__Data entries__:
....
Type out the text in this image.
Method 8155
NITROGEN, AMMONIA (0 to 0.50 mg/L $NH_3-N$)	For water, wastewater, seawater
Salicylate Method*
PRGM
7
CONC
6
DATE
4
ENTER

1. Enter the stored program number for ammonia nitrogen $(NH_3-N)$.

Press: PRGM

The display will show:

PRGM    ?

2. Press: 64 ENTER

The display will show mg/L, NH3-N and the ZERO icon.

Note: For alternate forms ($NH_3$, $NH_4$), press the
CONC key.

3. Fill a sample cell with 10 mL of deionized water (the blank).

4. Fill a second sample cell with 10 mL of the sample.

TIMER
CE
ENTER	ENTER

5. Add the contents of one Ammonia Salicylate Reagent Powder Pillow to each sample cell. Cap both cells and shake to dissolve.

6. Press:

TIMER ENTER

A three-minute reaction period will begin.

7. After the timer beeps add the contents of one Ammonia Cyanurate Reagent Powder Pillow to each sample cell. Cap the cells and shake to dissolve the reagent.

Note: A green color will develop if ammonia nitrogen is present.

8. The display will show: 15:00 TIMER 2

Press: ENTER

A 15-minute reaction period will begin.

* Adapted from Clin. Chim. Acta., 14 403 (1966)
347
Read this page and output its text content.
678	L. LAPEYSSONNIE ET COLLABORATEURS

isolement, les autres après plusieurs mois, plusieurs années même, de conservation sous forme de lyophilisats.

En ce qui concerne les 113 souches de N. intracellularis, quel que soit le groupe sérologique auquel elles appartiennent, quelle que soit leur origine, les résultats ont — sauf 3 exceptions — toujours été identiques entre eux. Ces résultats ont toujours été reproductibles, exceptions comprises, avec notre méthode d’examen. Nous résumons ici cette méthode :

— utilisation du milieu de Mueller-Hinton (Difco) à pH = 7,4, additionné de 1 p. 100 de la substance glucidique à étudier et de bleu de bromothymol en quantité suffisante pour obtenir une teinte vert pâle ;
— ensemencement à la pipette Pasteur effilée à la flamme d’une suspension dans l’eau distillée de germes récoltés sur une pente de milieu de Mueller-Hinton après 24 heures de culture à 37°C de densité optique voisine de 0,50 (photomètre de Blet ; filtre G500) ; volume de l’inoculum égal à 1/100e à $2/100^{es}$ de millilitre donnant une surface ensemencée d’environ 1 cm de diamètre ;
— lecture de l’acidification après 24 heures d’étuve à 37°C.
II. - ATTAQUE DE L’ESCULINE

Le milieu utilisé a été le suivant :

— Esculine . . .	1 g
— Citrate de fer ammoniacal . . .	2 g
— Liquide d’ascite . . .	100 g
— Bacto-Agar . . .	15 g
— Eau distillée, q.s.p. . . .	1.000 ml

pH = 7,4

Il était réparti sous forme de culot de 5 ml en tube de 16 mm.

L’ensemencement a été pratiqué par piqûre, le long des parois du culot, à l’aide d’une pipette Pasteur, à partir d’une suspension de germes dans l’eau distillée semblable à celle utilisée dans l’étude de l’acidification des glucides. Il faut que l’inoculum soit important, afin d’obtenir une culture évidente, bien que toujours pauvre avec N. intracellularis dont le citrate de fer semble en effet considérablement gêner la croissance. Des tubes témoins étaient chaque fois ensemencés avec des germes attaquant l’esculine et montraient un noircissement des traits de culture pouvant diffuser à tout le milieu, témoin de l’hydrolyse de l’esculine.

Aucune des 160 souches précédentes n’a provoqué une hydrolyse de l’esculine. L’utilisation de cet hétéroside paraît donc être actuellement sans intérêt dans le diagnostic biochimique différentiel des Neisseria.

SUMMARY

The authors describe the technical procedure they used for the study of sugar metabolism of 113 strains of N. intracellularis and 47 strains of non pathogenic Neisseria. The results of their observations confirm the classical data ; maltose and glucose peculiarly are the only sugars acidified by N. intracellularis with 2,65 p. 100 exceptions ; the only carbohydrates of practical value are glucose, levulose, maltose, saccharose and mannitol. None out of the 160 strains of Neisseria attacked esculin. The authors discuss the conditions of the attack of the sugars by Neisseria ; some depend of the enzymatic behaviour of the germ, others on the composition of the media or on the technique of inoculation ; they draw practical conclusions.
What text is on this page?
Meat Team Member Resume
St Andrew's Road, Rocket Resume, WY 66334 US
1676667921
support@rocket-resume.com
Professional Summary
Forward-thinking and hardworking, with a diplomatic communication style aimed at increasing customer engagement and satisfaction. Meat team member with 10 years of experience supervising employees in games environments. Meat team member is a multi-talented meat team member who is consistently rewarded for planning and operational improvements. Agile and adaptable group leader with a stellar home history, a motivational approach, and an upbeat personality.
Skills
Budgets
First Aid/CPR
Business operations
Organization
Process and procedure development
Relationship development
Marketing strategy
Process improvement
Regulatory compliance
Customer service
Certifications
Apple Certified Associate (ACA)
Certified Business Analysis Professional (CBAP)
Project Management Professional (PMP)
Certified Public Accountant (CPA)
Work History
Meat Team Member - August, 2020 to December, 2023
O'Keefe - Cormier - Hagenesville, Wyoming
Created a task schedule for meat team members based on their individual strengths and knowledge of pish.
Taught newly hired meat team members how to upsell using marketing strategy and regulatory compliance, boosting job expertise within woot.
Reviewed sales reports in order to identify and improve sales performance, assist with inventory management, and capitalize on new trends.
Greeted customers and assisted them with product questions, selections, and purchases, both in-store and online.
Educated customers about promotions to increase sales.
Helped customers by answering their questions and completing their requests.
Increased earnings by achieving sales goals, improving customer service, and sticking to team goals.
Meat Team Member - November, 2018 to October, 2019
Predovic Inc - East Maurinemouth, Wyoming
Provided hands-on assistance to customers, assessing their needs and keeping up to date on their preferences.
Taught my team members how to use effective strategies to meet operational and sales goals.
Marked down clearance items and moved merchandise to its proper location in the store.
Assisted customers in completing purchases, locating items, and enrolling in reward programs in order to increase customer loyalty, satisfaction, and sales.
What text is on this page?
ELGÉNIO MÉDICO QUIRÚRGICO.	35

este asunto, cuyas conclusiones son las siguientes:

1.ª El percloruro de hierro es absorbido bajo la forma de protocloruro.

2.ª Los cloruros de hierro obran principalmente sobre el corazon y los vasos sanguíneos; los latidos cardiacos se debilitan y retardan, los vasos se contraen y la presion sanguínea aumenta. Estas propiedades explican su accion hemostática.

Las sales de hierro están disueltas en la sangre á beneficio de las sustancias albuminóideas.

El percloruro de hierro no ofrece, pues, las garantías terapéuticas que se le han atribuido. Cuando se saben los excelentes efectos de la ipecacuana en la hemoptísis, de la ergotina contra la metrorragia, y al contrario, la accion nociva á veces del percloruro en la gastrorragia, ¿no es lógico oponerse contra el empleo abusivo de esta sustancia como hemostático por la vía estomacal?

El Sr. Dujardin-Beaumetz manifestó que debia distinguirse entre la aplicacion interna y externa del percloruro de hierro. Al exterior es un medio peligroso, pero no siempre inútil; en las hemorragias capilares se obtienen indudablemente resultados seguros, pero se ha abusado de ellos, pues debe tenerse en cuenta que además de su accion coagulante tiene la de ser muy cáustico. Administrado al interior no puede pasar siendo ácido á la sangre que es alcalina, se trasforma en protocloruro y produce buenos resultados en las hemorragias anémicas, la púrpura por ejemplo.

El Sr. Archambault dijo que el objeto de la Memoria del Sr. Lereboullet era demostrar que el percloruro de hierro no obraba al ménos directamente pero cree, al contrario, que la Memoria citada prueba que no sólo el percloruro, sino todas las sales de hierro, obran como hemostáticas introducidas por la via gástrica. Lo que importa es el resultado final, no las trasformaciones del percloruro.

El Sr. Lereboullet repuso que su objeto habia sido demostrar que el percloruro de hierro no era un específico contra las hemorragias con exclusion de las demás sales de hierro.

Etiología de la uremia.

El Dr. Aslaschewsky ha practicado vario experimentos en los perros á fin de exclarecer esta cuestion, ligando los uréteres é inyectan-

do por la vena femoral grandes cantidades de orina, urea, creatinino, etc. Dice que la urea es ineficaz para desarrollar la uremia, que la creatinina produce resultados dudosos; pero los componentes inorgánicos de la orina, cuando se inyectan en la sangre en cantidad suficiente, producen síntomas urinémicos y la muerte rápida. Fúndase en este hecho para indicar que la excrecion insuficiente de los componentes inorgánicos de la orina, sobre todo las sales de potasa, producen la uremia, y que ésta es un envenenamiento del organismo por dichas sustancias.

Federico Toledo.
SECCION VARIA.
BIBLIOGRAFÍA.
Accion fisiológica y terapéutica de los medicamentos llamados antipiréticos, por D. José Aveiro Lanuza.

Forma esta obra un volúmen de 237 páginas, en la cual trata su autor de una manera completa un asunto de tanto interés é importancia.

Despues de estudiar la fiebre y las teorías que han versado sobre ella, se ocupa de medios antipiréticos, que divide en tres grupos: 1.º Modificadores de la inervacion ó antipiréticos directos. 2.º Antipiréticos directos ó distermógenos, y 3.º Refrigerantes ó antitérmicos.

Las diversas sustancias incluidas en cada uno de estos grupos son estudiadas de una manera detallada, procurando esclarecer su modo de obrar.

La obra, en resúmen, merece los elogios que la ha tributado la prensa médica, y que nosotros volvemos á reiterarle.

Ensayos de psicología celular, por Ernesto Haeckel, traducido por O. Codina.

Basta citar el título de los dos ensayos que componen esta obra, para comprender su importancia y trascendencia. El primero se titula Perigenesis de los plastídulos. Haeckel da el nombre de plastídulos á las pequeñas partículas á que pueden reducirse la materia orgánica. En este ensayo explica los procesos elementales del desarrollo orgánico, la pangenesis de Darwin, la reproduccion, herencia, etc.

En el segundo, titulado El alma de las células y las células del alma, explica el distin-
....
Your task is to copy every line in the entries that holds the string "inyectan".

__Solution to the problem__:
El Dr. Aslaschewsky ha practicado vario experimentos en los perros á fin de exclarecer esta cuestion, ligando los uréteres é inyectan-
do por la vena femoral grandes cantidades de orina, urea, creatinino, etc. Dice que la urea es ineficaz para desarrollar la uremia, que la creatinina produce resultados dudosos; pero los componentes inorgánicos de la orina, cuando se inyectan en la sangre en cantidad suficiente, producen síntomas urinémicos y la muerte rápida. Fúndase en este hecho para indicar que la excrecion insuficiente de los componentes inorgánicos de la orina, sobre todo las sales de potasa, producen la uremia, y que ésta es un envenenamiento del organismo por dichas sustancias.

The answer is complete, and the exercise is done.